- THE REQUEST
Tally every line of the listing below that holds "configure", then give the tally alone.

- MATERIAL PROVIDED
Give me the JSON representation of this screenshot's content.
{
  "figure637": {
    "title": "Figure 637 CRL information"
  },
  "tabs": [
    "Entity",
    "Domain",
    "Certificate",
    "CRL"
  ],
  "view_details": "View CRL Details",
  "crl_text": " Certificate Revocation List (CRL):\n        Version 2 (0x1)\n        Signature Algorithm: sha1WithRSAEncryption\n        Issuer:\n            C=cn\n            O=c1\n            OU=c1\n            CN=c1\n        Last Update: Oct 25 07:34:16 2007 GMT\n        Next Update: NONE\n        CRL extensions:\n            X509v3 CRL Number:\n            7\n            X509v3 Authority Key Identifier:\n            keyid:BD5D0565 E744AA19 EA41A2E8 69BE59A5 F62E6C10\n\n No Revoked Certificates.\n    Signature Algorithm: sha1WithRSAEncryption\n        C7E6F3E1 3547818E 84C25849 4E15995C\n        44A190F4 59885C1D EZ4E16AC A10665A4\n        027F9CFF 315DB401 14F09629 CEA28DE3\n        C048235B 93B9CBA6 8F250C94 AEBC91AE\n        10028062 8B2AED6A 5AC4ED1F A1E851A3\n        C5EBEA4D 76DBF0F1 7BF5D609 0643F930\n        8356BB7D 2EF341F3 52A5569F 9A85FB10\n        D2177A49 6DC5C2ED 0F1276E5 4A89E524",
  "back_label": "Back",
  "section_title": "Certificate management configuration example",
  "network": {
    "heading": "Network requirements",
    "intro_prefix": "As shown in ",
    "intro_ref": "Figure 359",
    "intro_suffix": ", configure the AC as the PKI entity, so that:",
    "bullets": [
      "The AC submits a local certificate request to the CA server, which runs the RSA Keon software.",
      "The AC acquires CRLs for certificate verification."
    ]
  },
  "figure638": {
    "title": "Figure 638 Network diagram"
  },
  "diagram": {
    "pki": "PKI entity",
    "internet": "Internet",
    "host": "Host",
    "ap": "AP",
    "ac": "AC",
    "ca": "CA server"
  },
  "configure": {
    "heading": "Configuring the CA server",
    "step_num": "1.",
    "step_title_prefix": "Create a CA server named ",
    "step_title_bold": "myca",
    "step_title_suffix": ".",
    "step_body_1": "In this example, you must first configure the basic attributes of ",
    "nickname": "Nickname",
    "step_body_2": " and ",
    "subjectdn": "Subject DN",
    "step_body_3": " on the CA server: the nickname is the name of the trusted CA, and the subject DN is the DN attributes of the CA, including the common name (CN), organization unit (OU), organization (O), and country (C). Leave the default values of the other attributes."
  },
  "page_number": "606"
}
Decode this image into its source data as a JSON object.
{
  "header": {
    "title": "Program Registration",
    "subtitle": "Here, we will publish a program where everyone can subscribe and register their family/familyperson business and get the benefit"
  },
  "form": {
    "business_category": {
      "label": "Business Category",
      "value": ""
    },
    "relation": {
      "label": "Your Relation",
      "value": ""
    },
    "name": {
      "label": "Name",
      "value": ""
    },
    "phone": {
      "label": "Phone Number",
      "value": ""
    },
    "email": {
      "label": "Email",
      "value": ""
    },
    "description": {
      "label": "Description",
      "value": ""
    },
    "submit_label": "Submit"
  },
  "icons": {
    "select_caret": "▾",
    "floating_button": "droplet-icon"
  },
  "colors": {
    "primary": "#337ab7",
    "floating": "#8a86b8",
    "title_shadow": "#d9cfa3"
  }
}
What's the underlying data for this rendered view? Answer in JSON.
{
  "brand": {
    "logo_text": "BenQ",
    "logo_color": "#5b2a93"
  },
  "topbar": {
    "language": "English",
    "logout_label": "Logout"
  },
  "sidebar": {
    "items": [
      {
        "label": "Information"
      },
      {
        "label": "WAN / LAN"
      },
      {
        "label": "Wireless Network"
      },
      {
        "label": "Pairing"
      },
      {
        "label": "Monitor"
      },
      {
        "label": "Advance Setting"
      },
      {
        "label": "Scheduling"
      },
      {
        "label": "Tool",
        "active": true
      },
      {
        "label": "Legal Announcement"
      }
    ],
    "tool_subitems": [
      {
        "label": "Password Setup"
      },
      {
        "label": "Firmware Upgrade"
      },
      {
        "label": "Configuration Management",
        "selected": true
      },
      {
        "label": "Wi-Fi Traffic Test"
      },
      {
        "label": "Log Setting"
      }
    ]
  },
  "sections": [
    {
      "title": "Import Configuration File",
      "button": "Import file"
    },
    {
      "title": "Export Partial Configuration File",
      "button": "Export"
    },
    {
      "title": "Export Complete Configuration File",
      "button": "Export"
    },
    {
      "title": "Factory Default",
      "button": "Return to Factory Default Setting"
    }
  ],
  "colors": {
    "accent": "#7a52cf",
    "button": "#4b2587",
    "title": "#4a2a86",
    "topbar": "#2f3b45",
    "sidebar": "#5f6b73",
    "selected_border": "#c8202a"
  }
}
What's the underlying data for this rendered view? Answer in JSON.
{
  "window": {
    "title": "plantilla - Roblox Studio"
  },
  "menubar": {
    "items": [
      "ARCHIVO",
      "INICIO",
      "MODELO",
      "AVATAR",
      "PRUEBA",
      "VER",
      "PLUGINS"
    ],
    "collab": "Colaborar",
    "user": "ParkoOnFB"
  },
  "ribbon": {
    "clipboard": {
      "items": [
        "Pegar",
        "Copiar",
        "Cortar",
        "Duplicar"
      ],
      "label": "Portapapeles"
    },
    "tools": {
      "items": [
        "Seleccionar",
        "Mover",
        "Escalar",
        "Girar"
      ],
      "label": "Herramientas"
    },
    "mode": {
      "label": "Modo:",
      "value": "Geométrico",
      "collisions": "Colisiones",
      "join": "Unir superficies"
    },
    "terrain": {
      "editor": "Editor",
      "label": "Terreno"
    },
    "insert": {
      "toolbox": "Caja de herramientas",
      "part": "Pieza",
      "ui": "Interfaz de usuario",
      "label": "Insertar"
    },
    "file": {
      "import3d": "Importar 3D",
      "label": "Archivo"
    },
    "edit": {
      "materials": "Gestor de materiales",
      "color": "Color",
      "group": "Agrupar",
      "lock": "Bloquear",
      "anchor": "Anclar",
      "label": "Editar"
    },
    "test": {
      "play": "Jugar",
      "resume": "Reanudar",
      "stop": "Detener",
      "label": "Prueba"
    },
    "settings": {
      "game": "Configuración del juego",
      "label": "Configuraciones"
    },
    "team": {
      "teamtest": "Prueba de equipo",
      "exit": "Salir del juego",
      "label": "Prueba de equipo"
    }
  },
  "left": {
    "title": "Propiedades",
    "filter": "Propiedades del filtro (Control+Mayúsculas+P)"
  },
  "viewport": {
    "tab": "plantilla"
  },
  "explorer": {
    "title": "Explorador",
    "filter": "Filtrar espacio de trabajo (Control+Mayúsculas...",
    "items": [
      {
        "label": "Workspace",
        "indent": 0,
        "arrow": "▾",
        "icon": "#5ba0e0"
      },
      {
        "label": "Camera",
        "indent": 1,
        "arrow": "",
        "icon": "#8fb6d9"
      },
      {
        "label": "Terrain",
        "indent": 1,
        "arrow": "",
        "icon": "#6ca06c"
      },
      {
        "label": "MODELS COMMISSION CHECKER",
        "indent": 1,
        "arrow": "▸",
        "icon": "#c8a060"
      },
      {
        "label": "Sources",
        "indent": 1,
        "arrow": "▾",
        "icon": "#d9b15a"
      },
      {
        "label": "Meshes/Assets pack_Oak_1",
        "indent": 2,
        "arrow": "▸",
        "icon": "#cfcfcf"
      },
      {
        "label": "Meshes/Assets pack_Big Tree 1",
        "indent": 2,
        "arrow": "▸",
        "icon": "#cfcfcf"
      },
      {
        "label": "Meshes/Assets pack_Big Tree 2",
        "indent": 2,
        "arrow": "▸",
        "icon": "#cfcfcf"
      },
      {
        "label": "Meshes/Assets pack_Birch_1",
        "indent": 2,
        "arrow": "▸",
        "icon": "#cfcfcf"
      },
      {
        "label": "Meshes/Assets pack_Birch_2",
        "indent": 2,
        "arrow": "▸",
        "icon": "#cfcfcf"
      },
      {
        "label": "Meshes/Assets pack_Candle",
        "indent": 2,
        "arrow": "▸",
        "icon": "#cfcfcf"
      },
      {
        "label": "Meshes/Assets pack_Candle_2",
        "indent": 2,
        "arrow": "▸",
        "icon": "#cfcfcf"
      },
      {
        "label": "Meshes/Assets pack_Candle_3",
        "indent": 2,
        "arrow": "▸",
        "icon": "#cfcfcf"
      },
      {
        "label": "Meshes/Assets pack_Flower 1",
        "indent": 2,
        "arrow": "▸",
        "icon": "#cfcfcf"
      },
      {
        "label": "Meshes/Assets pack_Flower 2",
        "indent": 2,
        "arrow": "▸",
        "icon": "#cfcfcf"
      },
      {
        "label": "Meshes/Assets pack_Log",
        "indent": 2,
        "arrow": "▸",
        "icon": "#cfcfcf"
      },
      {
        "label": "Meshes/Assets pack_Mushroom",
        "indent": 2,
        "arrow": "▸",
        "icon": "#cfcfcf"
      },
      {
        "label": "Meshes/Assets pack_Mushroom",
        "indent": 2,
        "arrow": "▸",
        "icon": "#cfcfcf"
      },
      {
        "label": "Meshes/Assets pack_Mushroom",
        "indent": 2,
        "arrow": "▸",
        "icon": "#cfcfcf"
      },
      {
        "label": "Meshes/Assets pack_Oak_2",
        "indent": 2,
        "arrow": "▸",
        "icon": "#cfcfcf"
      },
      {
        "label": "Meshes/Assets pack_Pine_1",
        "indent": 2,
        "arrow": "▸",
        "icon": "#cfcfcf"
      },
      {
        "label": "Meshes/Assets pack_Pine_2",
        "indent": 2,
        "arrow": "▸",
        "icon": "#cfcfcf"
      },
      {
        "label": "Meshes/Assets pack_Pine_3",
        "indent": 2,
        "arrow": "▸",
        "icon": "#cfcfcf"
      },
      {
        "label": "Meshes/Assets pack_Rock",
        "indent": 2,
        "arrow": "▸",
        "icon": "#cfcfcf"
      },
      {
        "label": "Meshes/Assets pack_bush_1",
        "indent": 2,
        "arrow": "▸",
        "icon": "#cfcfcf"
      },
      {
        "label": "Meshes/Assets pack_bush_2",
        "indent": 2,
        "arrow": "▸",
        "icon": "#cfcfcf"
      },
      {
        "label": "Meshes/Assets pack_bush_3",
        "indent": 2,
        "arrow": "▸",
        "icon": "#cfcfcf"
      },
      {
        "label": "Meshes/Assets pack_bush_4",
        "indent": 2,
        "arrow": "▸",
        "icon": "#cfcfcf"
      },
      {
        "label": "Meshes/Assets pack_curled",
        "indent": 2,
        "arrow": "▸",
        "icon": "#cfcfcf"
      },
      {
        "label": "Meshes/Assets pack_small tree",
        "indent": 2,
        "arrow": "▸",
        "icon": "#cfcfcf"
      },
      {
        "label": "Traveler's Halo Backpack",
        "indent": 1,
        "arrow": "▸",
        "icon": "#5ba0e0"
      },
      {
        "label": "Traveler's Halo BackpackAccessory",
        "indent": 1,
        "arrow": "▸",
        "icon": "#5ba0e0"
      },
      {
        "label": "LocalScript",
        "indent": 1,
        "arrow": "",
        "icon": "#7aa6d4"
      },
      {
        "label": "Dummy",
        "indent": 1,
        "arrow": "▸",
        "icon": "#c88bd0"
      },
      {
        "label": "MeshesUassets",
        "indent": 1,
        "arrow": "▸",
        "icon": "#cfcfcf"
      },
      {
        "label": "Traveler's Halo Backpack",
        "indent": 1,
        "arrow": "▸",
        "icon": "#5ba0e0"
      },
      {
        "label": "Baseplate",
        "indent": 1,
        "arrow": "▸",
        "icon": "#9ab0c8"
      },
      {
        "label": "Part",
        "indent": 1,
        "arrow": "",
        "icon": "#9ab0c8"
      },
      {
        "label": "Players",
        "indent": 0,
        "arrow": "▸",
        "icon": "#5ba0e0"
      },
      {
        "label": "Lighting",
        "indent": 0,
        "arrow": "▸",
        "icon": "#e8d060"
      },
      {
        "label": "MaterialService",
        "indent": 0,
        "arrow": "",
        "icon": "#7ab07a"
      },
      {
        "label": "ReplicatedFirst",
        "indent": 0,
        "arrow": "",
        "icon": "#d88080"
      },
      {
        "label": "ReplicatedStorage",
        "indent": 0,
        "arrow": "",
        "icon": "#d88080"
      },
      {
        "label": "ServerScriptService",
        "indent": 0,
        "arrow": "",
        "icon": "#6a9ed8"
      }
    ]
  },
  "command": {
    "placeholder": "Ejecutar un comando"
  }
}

- SOLUTION TO THE PROBLEM
3